◆ **Data excerpts**:
======

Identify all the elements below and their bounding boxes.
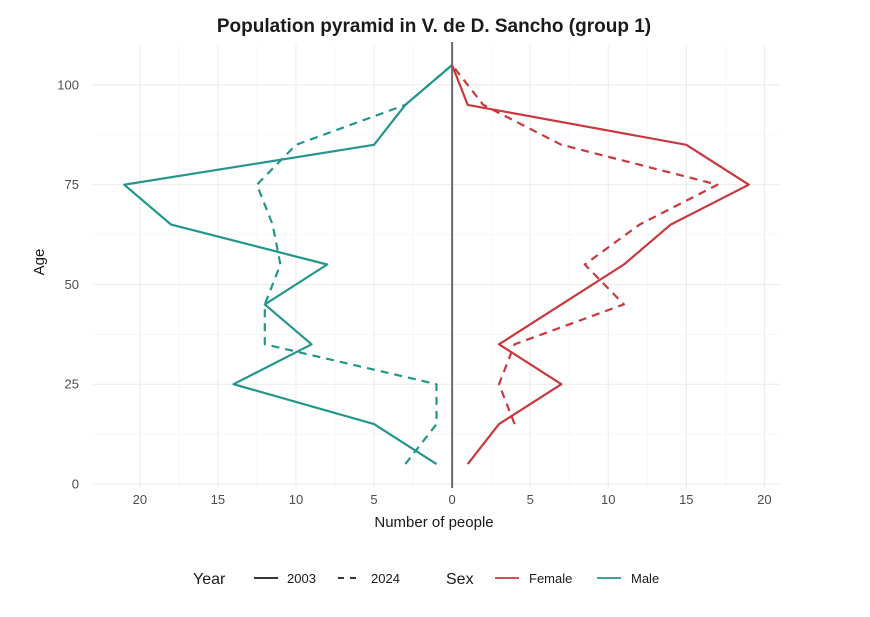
series-line-female-2024 xyxy=(451,64,719,425)
grid xyxy=(93,45,780,488)
series-line-male-2003 xyxy=(123,64,453,466)
y-tick-label: 25 xyxy=(65,377,79,392)
y-tick-label: 75 xyxy=(65,177,79,192)
x-tick-label: 10 xyxy=(289,492,303,507)
x-tick-label: 15 xyxy=(211,492,225,507)
x-tick-label: 15 xyxy=(679,492,693,507)
legend-year-title: Year xyxy=(193,571,226,588)
x-tick-labels: 20 15 10 5 0 5 10 15 20 xyxy=(133,492,772,507)
x-tick-label: 5 xyxy=(527,492,534,507)
series-group xyxy=(123,64,750,466)
x-tick-label: 10 xyxy=(601,492,615,507)
y-tick-labels: 0 25 50 75 100 xyxy=(57,77,79,491)
x-axis-title: Number of people xyxy=(374,514,493,531)
x-tick-label: 20 xyxy=(133,492,147,507)
x-tick-label: 0 xyxy=(448,492,455,507)
legend-sex-title: Sex xyxy=(446,571,474,588)
chart-title: Population pyramid in V. de D. Sancho (g… xyxy=(217,16,651,37)
legend-label-2003: 2003 xyxy=(287,571,316,586)
y-tick-label: 100 xyxy=(57,77,79,92)
x-tick-label: 20 xyxy=(757,492,771,507)
legend-label-2024: 2024 xyxy=(371,571,400,586)
x-tick-label: 5 xyxy=(370,492,377,507)
series-line-female-2003 xyxy=(451,64,750,465)
legend-label-female: Female xyxy=(529,571,572,586)
legend-label-male: Male xyxy=(631,571,659,586)
y-axis-title: Age xyxy=(31,249,48,276)
y-tick-label: 50 xyxy=(65,277,79,292)
y-tick-label: 0 xyxy=(72,477,79,492)
series-line-male-2024 xyxy=(255,64,453,465)
legend: Year 2003 2024 Sex Female Male xyxy=(193,571,659,588)
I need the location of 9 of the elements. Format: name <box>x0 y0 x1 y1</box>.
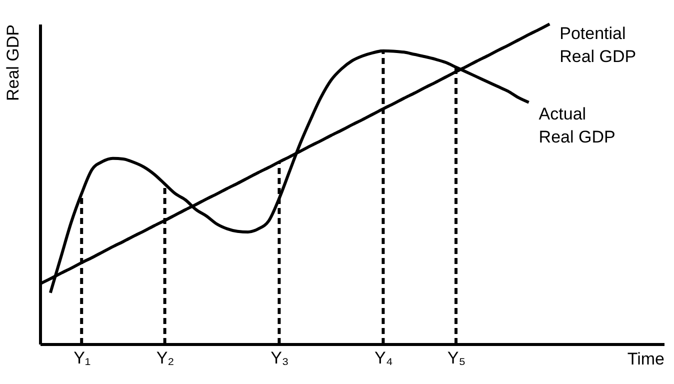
x-tick-label: Y₄ <box>374 348 393 368</box>
series-label: Actual Real GDP <box>538 104 616 146</box>
series-label: Potential Real GDP <box>560 24 636 66</box>
x-tick-label: Y₃ <box>270 348 289 368</box>
x-tick-label: Y₅ <box>447 348 466 368</box>
x-axis-title: Time <box>627 350 664 368</box>
x-tick-label: Y₂ <box>156 348 174 368</box>
x-tick-label: Y₁ <box>74 348 91 368</box>
y-axis-title: Real GDP <box>4 24 22 102</box>
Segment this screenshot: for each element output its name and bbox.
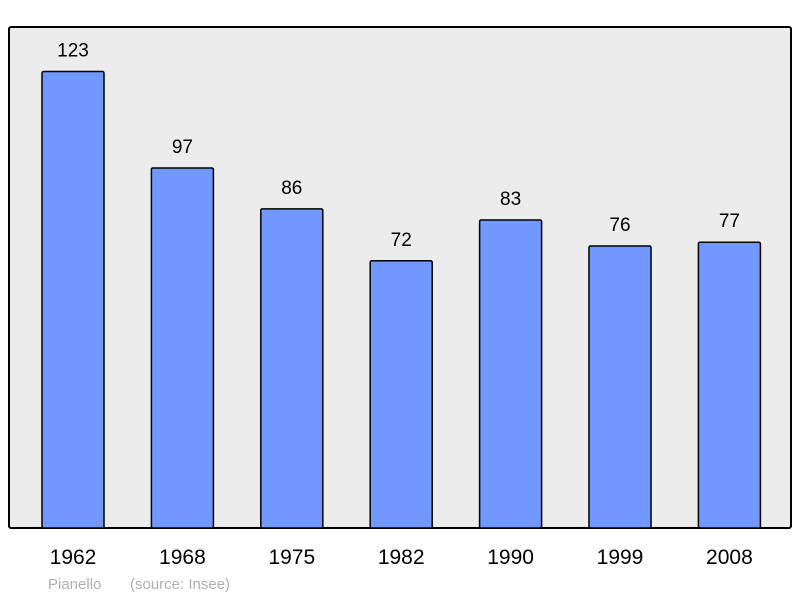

======

◆ **Problem statement**: Could you copy all of the material above word for word, line by line, with the pictures left out?

◆ **Exercise solution**:
Identify all the elements below and their bounding boxes.
series-line-female-2024 xyxy=(451,64,719,425)
grid xyxy=(93,45,780,488)
series-line-male-2003 xyxy=(123,64,453,466)
y-tick-label: 25 xyxy=(65,377,79,392)
y-tick-label: 75 xyxy=(65,177,79,192)
x-tick-label: 10 xyxy=(289,492,303,507)
x-tick-label: 15 xyxy=(211,492,225,507)
x-tick-label: 15 xyxy=(679,492,693,507)
legend-year-title: Year xyxy=(193,571,226,588)
x-tick-labels: 20 15 10 5 0 5 10 15 20 xyxy=(133,492,772,507)
x-tick-label: 5 xyxy=(527,492,534,507)
series-group xyxy=(123,64,750,466)
x-tick-label: 10 xyxy=(601,492,615,507)
y-tick-labels: 0 25 50 75 100 xyxy=(57,77,79,491)
x-axis-title: Number of people xyxy=(374,514,493,531)
x-tick-label: 20 xyxy=(133,492,147,507)
x-tick-label: 0 xyxy=(448,492,455,507)
legend-sex-title: Sex xyxy=(446,571,474,588)
chart-title: Population pyramid in V. de D. Sancho (g… xyxy=(217,16,651,37)
legend-label-2003: 2003 xyxy=(287,571,316,586)
y-tick-label: 100 xyxy=(57,77,79,92)
x-tick-label: 20 xyxy=(757,492,771,507)
legend-label-2024: 2024 xyxy=(371,571,400,586)
x-tick-label: 5 xyxy=(370,492,377,507)
series-line-female-2003 xyxy=(451,64,750,465)
legend-label-female: Female xyxy=(529,571,572,586)
legend-label-male: Male xyxy=(631,571,659,586)
y-axis-title: Age xyxy=(31,249,48,276)
y-tick-label: 50 xyxy=(65,277,79,292)
y-tick-label: 0 xyxy=(72,477,79,492)
series-line-male-2024 xyxy=(255,64,453,465)
legend: Year 2003 2024 Sex Female Male xyxy=(193,571,659,588)
I need the location of 9 of the elements. Format: name <box>x0 y0 x1 y1</box>.
x-tick-label: Y₄ <box>374 348 393 368</box>
series-label: Actual Real GDP <box>538 104 616 146</box>
series-label: Potential Real GDP <box>560 24 636 66</box>
x-tick-label: Y₃ <box>270 348 289 368</box>
x-tick-label: Y₅ <box>447 348 466 368</box>
x-axis-title: Time <box>627 350 664 368</box>
x-tick-label: Y₂ <box>156 348 174 368</box>
x-tick-label: Y₁ <box>74 348 91 368</box>
y-axis-title: Real GDP <box>4 24 22 102</box>
Segment this screenshot: for each element output its name and bbox.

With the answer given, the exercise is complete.